++++ Stored data
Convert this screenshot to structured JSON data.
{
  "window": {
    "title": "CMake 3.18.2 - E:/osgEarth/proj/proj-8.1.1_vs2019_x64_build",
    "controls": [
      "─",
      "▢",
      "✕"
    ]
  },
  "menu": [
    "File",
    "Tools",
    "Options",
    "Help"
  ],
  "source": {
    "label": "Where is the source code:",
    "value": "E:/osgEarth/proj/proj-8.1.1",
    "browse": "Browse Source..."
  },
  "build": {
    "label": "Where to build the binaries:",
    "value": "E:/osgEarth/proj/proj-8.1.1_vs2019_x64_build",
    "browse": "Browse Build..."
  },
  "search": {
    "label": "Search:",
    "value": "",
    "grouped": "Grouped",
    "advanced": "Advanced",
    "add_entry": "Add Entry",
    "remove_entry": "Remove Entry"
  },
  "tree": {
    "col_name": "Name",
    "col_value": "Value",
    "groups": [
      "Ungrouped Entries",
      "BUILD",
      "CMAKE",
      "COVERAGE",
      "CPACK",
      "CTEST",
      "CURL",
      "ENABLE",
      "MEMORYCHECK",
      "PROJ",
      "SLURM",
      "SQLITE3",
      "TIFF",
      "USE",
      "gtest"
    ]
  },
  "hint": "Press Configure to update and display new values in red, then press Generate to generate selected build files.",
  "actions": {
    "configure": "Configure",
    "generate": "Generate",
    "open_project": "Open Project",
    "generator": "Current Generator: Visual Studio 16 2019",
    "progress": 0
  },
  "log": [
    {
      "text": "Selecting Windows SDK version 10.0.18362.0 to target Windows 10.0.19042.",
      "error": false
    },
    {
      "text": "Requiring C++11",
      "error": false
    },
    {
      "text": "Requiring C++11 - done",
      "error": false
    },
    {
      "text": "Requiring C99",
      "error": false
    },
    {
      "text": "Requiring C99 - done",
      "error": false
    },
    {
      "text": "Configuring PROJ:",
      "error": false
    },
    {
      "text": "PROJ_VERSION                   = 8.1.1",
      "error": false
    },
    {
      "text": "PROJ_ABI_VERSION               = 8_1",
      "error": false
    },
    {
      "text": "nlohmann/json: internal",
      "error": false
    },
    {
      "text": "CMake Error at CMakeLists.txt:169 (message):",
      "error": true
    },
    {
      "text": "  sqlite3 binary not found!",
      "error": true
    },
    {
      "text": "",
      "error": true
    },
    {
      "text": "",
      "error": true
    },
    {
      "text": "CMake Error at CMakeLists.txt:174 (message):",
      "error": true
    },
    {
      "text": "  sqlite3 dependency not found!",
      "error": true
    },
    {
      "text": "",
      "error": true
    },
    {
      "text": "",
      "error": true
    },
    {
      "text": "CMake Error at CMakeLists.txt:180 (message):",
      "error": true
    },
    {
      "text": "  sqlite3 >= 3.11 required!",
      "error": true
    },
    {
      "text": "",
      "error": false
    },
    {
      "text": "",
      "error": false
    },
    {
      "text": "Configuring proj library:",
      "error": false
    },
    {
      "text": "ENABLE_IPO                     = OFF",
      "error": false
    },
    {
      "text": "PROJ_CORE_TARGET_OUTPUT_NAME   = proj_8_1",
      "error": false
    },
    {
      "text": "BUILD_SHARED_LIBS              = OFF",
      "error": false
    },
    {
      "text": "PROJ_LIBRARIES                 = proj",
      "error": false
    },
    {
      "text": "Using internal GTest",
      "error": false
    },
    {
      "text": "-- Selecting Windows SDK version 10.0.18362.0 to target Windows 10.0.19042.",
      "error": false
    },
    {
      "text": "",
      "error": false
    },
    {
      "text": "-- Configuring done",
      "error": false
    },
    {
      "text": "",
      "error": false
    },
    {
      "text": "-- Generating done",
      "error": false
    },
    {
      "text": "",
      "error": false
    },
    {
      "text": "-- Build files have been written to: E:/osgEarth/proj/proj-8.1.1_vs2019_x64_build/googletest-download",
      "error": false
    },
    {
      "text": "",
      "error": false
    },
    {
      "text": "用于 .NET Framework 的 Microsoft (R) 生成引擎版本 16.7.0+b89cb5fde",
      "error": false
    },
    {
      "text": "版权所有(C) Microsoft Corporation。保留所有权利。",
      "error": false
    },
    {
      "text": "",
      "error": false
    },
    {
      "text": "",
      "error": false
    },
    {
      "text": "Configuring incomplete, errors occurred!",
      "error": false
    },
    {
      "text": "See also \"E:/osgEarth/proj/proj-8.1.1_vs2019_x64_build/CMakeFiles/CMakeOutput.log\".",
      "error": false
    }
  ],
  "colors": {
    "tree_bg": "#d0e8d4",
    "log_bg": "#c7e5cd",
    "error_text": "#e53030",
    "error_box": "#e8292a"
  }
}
++++++++
:: Stated task ::
Find all lines holding the string "generate" and copy them.

:: Problem solution ::
  "hint": "Press Configure to update and display new values in red, then press Generate to generate selected build files.",
    "generate": "Generate",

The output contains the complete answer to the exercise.